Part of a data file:
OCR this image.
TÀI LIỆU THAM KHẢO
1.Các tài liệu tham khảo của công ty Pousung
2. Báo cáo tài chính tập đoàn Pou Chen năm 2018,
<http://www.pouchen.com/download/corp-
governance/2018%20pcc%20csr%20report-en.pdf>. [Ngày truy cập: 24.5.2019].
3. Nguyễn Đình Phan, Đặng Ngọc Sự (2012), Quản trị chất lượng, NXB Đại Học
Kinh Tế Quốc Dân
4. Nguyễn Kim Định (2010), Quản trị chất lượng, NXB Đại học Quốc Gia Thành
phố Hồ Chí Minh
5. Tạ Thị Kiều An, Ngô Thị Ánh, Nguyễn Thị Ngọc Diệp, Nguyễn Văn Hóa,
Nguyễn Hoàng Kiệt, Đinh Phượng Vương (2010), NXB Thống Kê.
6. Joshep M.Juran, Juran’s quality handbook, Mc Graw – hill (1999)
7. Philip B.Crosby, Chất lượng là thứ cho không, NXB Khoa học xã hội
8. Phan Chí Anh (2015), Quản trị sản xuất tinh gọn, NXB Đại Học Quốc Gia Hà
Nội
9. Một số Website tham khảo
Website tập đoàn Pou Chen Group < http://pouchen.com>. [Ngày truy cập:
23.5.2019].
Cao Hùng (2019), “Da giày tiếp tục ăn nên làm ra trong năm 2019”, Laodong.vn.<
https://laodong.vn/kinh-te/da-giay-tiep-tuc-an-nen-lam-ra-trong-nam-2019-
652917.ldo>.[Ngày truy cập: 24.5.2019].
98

TASK TO CARRY OUT:
Using the data above, reproduce every line exactly.

WRITTEN SOLUTION:
OCR this image.
TÀI LIỆU THAM KHẢO
1.Các tài liệu tham khảo của công ty Pousung
2. Báo cáo tài chính tập đoàn Pou Chen năm 2018,
<http://www.pouchen.com/download/corp-
governance/2018%20pcc%20csr%20report-en.pdf>. [Ngày truy cập: 24.5.2019].
3. Nguyễn Đình Phan, Đặng Ngọc Sự (2012), Quản trị chất lượng, NXB Đại Học
Kinh Tế Quốc Dân
4. Nguyễn Kim Định (2010), Quản trị chất lượng, NXB Đại học Quốc Gia Thành
phố Hồ Chí Minh
5. Tạ Thị Kiều An, Ngô Thị Ánh, Nguyễn Thị Ngọc Diệp, Nguyễn Văn Hóa,
Nguyễn Hoàng Kiệt, Đinh Phượng Vương (2010), NXB Thống Kê.
6. Joshep M.Juran, Juran’s quality handbook, Mc Graw – hill (1999)
7. Philip B.Crosby, Chất lượng là thứ cho không, NXB Khoa học xã hội
8. Phan Chí Anh (2015), Quản trị sản xuất tinh gọn, NXB Đại Học Quốc Gia Hà
Nội
9. Một số Website tham khảo
Website tập đoàn Pou Chen Group < http://pouchen.com>. [Ngày truy cập:
23.5.2019].
Cao Hùng (2019), “Da giày tiếp tục ăn nên làm ra trong năm 2019”, Laodong.vn.<
https://laodong.vn/kinh-te/da-giay-tiep-tuc-an-nen-lam-ra-trong-nam-2019-
652917.ldo>.[Ngày truy cập: 24.5.2019].
98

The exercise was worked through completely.